● **EXERCISE GOAL**:
Return every record below exactly as written, but leave out the pictures.

## Begin

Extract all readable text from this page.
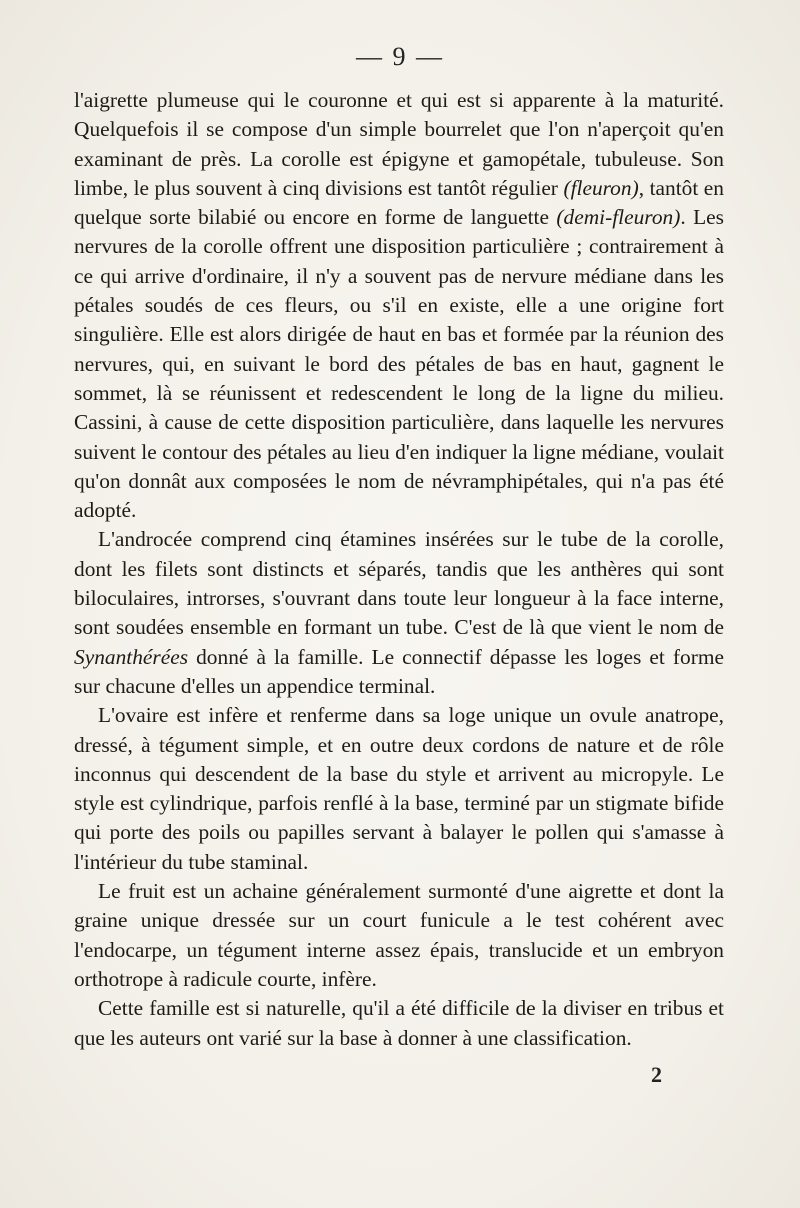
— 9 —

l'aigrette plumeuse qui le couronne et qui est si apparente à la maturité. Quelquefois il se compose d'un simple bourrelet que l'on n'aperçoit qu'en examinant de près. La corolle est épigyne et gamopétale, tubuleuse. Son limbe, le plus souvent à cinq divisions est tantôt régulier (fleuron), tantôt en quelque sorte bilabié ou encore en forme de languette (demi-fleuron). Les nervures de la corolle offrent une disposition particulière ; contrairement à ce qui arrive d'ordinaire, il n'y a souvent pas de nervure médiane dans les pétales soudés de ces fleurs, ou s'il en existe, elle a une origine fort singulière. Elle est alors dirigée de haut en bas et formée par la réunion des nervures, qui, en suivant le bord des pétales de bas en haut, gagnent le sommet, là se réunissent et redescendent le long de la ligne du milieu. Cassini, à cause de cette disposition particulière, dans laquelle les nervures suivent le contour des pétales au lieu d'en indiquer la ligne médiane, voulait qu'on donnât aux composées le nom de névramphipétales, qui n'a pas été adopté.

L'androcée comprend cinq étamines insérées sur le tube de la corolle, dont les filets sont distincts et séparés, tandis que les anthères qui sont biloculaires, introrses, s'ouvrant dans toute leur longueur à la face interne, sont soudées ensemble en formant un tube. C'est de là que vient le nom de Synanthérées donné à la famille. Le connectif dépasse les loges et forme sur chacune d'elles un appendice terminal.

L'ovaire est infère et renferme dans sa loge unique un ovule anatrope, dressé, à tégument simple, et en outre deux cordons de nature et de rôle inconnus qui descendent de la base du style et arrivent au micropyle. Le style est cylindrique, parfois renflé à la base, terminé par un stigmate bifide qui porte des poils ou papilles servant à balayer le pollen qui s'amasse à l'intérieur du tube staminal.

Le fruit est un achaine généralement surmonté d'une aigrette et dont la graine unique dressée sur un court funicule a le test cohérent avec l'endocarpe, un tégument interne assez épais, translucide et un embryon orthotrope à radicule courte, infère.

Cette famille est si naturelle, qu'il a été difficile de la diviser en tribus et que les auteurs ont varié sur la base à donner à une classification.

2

## End

● **ANSWER BELOW**:
Extract all readable text from this page.
— 9 —

l'aigrette plumeuse qui le couronne et qui est si apparente à la maturité. Quelquefois il se compose d'un simple bourrelet que l'on n'aperçoit qu'en examinant de près. La corolle est épigyne et gamopétale, tubuleuse. Son limbe, le plus souvent à cinq divisions est tantôt régulier (fleuron), tantôt en quelque sorte bilabié ou encore en forme de languette (demi-fleuron). Les nervures de la corolle offrent une disposition particulière ; contrairement à ce qui arrive d'ordinaire, il n'y a souvent pas de nervure médiane dans les pétales soudés de ces fleurs, ou s'il en existe, elle a une origine fort singulière. Elle est alors dirigée de haut en bas et formée par la réunion des nervures, qui, en suivant le bord des pétales de bas en haut, gagnent le sommet, là se réunissent et redescendent le long de la ligne du milieu. Cassini, à cause de cette disposition particulière, dans laquelle les nervures suivent le contour des pétales au lieu d'en indiquer la ligne médiane, voulait qu'on donnât aux composées le nom de névramphipétales, qui n'a pas été adopté.

L'androcée comprend cinq étamines insérées sur le tube de la corolle, dont les filets sont distincts et séparés, tandis que les anthères qui sont biloculaires, introrses, s'ouvrant dans toute leur longueur à la face interne, sont soudées ensemble en formant un tube. C'est de là que vient le nom de Synanthérées donné à la famille. Le connectif dépasse les loges et forme sur chacune d'elles un appendice terminal.

L'ovaire est infère et renferme dans sa loge unique un ovule anatrope, dressé, à tégument simple, et en outre deux cordons de nature et de rôle inconnus qui descendent de la base du style et arrivent au micropyle. Le style est cylindrique, parfois renflé à la base, terminé par un stigmate bifide qui porte des poils ou papilles servant à balayer le pollen qui s'amasse à l'intérieur du tube staminal.

Le fruit est un achaine généralement surmonté d'une aigrette et dont la graine unique dressée sur un court funicule a le test cohérent avec l'endocarpe, un tégument interne assez épais, translucide et un embryon orthotrope à radicule courte, infère.

Cette famille est si naturelle, qu'il a été difficile de la diviser en tribus et que les auteurs ont varié sur la base à donner à une classification.

2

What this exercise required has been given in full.